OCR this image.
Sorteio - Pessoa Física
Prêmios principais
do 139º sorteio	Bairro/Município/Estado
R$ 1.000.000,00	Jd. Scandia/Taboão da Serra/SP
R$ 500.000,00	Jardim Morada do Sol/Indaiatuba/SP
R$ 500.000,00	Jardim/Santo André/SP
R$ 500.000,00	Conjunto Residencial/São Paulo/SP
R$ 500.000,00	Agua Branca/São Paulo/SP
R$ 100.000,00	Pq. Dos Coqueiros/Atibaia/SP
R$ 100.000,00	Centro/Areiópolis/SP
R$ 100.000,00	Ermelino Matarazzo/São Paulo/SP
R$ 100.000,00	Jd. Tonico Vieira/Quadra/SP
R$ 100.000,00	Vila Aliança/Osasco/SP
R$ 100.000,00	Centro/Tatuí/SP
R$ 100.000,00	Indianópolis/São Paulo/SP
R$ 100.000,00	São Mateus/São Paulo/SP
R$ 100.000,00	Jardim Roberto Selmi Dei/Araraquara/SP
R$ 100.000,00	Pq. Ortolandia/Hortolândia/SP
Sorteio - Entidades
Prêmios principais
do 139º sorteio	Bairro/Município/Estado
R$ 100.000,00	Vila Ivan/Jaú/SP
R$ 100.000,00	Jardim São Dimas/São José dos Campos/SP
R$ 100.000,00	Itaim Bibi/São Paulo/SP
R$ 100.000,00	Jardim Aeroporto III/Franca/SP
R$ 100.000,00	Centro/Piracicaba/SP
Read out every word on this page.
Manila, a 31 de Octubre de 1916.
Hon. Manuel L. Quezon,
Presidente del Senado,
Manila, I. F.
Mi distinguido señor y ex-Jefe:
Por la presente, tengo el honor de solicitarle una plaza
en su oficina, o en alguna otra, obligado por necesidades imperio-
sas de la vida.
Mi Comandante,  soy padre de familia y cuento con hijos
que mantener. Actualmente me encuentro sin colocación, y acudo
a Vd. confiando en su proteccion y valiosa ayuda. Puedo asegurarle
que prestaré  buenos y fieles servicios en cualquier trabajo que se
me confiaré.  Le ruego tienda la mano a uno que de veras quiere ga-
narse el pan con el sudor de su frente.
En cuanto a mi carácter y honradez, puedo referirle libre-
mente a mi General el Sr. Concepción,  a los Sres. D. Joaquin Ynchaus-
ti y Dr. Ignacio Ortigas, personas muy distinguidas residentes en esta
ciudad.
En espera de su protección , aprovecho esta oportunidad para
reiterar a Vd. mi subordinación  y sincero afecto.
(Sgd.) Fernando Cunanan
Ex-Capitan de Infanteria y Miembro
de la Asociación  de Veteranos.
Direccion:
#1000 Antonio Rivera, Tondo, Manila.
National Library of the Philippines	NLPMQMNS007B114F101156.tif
※ ※ ※
Report all lines of the material that contain the word "Vila".

R$ 100.000,00	Vila Aliança/Osasco/SP
R$ 100.000,00	Vila Ivan/Jaú/SP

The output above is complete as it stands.